(Records about charts and figures)
————

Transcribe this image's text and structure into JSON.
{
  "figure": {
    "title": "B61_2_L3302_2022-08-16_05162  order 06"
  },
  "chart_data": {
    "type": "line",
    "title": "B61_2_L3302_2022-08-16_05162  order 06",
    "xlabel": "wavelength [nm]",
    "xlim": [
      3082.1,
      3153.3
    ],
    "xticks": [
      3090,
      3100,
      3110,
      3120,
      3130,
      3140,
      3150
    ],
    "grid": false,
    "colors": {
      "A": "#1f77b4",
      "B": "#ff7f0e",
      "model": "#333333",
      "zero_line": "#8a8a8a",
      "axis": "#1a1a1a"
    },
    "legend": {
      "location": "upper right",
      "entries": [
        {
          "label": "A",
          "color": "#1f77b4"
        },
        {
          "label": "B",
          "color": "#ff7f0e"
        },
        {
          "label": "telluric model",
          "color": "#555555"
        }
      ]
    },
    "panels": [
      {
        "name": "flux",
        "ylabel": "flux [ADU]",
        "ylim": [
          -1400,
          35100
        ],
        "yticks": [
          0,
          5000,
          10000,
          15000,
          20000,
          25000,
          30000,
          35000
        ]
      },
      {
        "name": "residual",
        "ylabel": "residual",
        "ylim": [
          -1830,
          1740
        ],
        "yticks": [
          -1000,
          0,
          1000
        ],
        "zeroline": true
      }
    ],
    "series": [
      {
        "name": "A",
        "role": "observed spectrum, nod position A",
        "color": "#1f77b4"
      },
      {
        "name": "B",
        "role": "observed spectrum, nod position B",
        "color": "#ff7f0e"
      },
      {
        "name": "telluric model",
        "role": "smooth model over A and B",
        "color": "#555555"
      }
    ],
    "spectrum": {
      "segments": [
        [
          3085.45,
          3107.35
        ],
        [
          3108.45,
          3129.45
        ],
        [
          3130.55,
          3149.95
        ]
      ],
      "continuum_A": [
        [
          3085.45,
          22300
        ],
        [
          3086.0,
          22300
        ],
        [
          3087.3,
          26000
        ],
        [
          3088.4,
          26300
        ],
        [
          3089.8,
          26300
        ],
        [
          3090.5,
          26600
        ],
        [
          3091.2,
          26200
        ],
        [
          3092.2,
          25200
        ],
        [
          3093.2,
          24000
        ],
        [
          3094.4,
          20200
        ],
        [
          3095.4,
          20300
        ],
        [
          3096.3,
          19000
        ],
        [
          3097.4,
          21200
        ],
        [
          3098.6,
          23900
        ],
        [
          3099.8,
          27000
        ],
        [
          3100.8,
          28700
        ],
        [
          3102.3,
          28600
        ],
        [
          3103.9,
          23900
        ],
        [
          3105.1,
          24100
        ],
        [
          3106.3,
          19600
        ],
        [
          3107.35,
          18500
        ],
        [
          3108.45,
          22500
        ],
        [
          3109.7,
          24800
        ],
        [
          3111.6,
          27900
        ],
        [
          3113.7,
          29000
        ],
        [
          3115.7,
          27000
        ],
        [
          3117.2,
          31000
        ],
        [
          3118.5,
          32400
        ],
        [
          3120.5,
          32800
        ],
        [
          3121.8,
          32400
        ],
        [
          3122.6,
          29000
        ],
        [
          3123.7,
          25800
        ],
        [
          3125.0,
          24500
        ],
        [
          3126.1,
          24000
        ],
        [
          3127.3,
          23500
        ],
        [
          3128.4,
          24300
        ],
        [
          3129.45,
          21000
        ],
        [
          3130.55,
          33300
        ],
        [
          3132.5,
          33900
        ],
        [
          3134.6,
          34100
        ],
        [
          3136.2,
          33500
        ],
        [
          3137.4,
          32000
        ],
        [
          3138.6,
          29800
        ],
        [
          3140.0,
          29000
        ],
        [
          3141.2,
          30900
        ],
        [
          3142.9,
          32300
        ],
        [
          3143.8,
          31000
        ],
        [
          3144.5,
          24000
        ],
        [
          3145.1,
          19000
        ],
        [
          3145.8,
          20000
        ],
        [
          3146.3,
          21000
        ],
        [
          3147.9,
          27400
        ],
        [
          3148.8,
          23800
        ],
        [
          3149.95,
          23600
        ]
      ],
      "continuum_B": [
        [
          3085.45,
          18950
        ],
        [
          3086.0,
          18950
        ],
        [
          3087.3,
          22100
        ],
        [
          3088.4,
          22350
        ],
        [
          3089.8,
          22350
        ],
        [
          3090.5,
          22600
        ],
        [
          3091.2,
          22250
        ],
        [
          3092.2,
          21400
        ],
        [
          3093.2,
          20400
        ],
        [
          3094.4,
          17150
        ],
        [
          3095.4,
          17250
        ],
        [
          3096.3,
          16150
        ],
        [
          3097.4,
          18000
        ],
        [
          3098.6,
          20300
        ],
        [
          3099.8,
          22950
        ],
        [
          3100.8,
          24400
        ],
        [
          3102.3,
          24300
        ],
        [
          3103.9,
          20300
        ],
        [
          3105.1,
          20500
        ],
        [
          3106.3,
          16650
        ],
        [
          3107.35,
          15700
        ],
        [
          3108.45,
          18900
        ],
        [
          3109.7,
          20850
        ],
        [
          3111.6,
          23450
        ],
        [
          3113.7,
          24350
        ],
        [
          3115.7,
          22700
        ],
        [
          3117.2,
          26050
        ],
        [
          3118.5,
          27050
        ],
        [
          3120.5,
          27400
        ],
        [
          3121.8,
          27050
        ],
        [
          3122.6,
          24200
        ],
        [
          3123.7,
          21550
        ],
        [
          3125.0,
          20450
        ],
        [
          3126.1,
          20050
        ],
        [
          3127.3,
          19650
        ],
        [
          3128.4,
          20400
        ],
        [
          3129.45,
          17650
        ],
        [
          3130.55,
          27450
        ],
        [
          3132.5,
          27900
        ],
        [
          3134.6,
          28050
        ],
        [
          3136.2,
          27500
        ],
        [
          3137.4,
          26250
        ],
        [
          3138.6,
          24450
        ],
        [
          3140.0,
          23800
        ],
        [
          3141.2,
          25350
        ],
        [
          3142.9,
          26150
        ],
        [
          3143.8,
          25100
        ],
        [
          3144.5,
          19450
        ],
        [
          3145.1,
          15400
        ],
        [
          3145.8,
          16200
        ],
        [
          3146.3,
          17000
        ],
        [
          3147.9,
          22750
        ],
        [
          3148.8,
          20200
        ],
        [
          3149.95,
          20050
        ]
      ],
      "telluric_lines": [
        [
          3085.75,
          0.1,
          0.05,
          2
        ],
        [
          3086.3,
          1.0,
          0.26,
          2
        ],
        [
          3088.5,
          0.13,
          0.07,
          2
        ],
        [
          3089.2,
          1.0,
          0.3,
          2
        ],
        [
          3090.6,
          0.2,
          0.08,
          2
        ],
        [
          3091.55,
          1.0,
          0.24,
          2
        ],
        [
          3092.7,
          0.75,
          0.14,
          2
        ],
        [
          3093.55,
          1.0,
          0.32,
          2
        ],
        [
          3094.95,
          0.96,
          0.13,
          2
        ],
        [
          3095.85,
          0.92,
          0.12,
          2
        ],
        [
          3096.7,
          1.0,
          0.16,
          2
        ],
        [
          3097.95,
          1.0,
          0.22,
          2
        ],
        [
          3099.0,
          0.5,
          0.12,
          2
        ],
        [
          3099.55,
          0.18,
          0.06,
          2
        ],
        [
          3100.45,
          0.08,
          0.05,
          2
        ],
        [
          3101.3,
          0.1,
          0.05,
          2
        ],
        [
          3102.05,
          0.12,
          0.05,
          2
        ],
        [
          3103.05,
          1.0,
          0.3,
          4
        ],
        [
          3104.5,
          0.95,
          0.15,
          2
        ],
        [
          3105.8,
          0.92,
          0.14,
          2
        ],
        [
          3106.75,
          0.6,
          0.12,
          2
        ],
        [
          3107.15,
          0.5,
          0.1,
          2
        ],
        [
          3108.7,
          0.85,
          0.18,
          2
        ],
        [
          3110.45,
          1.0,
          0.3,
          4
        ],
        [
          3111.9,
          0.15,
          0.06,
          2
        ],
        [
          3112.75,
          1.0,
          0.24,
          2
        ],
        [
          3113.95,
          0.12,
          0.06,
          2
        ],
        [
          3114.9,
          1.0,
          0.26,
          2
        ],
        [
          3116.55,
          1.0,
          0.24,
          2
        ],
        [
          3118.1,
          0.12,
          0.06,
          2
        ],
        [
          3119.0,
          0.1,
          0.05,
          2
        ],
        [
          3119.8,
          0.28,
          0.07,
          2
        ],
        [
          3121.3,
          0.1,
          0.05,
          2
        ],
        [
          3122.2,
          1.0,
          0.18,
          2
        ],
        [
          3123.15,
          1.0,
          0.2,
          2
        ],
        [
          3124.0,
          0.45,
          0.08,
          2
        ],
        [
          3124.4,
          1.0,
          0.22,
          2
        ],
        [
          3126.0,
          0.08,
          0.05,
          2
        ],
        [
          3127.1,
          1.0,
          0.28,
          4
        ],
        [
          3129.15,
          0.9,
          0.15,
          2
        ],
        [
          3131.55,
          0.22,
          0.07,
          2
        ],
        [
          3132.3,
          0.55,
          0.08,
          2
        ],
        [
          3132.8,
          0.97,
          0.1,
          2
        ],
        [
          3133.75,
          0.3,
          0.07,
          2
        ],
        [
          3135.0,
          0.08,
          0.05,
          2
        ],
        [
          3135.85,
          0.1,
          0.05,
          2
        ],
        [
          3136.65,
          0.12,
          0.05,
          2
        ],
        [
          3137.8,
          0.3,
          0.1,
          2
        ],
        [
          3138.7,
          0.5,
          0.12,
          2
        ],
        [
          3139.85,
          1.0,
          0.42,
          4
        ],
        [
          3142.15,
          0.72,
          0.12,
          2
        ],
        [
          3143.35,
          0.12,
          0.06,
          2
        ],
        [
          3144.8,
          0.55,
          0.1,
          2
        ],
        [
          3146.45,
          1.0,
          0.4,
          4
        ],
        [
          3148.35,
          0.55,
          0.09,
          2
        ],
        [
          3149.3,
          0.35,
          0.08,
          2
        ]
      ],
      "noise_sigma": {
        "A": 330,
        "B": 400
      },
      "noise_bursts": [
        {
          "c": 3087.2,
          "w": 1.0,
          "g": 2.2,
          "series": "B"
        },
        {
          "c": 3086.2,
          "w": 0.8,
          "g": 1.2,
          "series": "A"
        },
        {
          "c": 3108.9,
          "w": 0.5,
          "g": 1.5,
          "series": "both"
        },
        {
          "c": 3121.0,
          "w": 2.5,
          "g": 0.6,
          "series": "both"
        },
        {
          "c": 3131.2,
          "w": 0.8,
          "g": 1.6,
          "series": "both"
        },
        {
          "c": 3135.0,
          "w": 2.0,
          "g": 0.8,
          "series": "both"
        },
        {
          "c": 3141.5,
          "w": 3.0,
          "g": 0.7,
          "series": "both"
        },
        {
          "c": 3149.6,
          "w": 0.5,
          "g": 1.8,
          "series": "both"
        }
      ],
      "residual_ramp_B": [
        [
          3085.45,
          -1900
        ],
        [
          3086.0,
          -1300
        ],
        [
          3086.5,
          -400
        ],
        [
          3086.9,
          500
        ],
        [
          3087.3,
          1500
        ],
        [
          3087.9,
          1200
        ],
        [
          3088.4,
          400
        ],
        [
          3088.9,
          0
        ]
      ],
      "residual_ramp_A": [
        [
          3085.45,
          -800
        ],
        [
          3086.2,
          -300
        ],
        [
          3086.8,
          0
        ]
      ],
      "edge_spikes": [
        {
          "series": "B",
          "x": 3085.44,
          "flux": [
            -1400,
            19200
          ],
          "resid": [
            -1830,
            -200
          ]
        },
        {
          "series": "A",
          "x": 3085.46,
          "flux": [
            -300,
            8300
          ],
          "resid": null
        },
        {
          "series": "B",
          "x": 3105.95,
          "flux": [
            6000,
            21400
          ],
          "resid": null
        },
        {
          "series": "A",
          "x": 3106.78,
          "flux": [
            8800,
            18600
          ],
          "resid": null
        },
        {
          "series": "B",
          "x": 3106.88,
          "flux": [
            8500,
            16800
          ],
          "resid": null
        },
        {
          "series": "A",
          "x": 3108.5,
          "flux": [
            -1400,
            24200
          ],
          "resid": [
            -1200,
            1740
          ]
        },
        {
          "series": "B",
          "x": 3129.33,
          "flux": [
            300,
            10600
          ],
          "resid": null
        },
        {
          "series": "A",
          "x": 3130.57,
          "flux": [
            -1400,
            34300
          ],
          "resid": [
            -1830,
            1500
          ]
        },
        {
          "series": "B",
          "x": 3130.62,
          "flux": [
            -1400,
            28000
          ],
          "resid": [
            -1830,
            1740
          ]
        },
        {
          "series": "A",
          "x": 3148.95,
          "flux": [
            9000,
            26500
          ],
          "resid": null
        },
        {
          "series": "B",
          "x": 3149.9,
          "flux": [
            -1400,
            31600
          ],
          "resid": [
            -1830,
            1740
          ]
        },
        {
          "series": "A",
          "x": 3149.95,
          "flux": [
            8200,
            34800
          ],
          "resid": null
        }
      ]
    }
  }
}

————

Given task: Return from the data every line that holds "name".

Full solution:
        "name": "flux",
        "name": "residual",
        "name": "A",
        "name": "B",
        "name": "telluric model",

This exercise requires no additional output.